→ LISTING
□ □ □ □ □ □ □

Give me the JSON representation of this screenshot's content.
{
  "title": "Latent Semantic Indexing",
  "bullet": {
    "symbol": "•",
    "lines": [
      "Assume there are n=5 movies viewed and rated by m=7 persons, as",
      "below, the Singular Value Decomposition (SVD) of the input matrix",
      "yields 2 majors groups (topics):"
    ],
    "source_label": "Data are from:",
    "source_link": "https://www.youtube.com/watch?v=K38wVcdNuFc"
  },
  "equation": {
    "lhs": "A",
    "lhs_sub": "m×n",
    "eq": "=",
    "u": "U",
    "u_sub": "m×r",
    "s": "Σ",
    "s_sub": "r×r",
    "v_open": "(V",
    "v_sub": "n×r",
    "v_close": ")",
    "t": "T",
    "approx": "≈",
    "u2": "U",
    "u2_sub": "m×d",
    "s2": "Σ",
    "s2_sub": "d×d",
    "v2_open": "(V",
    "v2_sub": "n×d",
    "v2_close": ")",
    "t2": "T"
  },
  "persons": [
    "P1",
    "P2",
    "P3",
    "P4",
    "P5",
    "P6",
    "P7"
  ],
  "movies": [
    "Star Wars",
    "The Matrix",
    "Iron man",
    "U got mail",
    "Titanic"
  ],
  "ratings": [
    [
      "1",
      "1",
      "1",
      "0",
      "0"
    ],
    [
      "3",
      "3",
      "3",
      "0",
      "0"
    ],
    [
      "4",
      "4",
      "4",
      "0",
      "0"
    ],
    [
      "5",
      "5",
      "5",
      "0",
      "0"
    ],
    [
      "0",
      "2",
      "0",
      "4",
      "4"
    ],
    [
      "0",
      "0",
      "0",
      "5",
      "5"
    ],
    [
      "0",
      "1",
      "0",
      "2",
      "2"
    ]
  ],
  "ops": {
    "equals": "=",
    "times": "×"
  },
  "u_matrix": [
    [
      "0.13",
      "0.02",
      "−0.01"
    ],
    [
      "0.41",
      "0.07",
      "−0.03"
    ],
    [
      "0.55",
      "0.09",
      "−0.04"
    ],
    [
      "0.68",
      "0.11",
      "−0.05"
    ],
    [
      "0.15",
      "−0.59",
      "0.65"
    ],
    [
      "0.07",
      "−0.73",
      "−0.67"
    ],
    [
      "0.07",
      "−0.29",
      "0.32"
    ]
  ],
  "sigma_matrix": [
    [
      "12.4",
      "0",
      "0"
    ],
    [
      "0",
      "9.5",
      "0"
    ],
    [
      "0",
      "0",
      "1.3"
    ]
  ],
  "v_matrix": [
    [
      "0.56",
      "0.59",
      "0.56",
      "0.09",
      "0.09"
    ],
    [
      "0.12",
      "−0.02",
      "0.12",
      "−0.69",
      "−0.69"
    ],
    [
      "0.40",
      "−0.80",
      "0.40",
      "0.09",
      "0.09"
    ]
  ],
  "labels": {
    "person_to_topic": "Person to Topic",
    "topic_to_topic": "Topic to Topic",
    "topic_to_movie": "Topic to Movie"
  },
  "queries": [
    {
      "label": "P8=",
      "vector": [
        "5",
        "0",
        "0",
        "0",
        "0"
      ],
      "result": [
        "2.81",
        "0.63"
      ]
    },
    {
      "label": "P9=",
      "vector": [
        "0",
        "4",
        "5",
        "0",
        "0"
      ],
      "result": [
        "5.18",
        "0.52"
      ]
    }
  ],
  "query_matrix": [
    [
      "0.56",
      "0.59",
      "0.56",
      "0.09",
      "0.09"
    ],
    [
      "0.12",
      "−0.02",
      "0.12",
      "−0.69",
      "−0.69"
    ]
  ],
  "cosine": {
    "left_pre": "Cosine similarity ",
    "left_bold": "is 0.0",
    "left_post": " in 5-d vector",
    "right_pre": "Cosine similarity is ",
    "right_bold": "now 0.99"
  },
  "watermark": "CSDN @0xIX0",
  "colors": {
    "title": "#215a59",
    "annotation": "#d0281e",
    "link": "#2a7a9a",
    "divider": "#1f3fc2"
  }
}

□ □ □ □ □ □ □

Extract the listing in its entirety and repeat it exactly.

Give me the JSON representation of this screenshot's content.
{
  "title": "Latent Semantic Indexing",
  "bullet": {
    "symbol": "•",
    "lines": [
      "Assume there are n=5 movies viewed and rated by m=7 persons, as",
      "below, the Singular Value Decomposition (SVD) of the input matrix",
      "yields 2 majors groups (topics):"
    ],
    "source_label": "Data are from:",
    "source_link": "https://www.youtube.com/watch?v=K38wVcdNuFc"
  },
  "equation": {
    "lhs": "A",
    "lhs_sub": "m×n",
    "eq": "=",
    "u": "U",
    "u_sub": "m×r",
    "s": "Σ",
    "s_sub": "r×r",
    "v_open": "(V",
    "v_sub": "n×r",
    "v_close": ")",
    "t": "T",
    "approx": "≈",
    "u2": "U",
    "u2_sub": "m×d",
    "s2": "Σ",
    "s2_sub": "d×d",
    "v2_open": "(V",
    "v2_sub": "n×d",
    "v2_close": ")",
    "t2": "T"
  },
  "persons": [
    "P1",
    "P2",
    "P3",
    "P4",
    "P5",
    "P6",
    "P7"
  ],
  "movies": [
    "Star Wars",
    "The Matrix",
    "Iron man",
    "U got mail",
    "Titanic"
  ],
  "ratings": [
    [
      "1",
      "1",
      "1",
      "0",
      "0"
    ],
    [
      "3",
      "3",
      "3",
      "0",
      "0"
    ],
    [
      "4",
      "4",
      "4",
      "0",
      "0"
    ],
    [
      "5",
      "5",
      "5",
      "0",
      "0"
    ],
    [
      "0",
      "2",
      "0",
      "4",
      "4"
    ],
    [
      "0",
      "0",
      "0",
      "5",
      "5"
    ],
    [
      "0",
      "1",
      "0",
      "2",
      "2"
    ]
  ],
  "ops": {
    "equals": "=",
    "times": "×"
  },
  "u_matrix": [
    [
      "0.13",
      "0.02",
      "−0.01"
    ],
    [
      "0.41",
      "0.07",
      "−0.03"
    ],
    [
      "0.55",
      "0.09",
      "−0.04"
    ],
    [
      "0.68",
      "0.11",
      "−0.05"
    ],
    [
      "0.15",
      "−0.59",
      "0.65"
    ],
    [
      "0.07",
      "−0.73",
      "−0.67"
    ],
    [
      "0.07",
      "−0.29",
      "0.32"
    ]
  ],
  "sigma_matrix": [
    [
      "12.4",
      "0",
      "0"
    ],
    [
      "0",
      "9.5",
      "0"
    ],
    [
      "0",
      "0",
      "1.3"
    ]
  ],
  "v_matrix": [
    [
      "0.56",
      "0.59",
      "0.56",
      "0.09",
      "0.09"
    ],
    [
      "0.12",
      "−0.02",
      "0.12",
      "−0.69",
      "−0.69"
    ],
    [
      "0.40",
      "−0.80",
      "0.40",
      "0.09",
      "0.09"
    ]
  ],
  "labels": {
    "person_to_topic": "Person to Topic",
    "topic_to_topic": "Topic to Topic",
    "topic_to_movie": "Topic to Movie"
  },
  "queries": [
    {
      "label": "P8=",
      "vector": [
        "5",
        "0",
        "0",
        "0",
        "0"
      ],
      "result": [
        "2.81",
        "0.63"
      ]
    },
    {
      "label": "P9=",
      "vector": [
        "0",
        "4",
        "5",
        "0",
        "0"
      ],
      "result": [
        "5.18",
        "0.52"
      ]
    }
  ],
  "query_matrix": [
    [
      "0.56",
      "0.59",
      "0.56",
      "0.09",
      "0.09"
    ],
    [
      "0.12",
      "−0.02",
      "0.12",
      "−0.69",
      "−0.69"
    ]
  ],
  "cosine": {
    "left_pre": "Cosine similarity ",
    "left_bold": "is 0.0",
    "left_post": " in 5-d vector",
    "right_pre": "Cosine similarity is ",
    "right_bold": "now 0.99"
  },
  "watermark": "CSDN @0xIX0",
  "colors": {
    "title": "#215a59",
    "annotation": "#d0281e",
    "link": "#2a7a9a",
    "divider": "#1f3fc2"
  }
}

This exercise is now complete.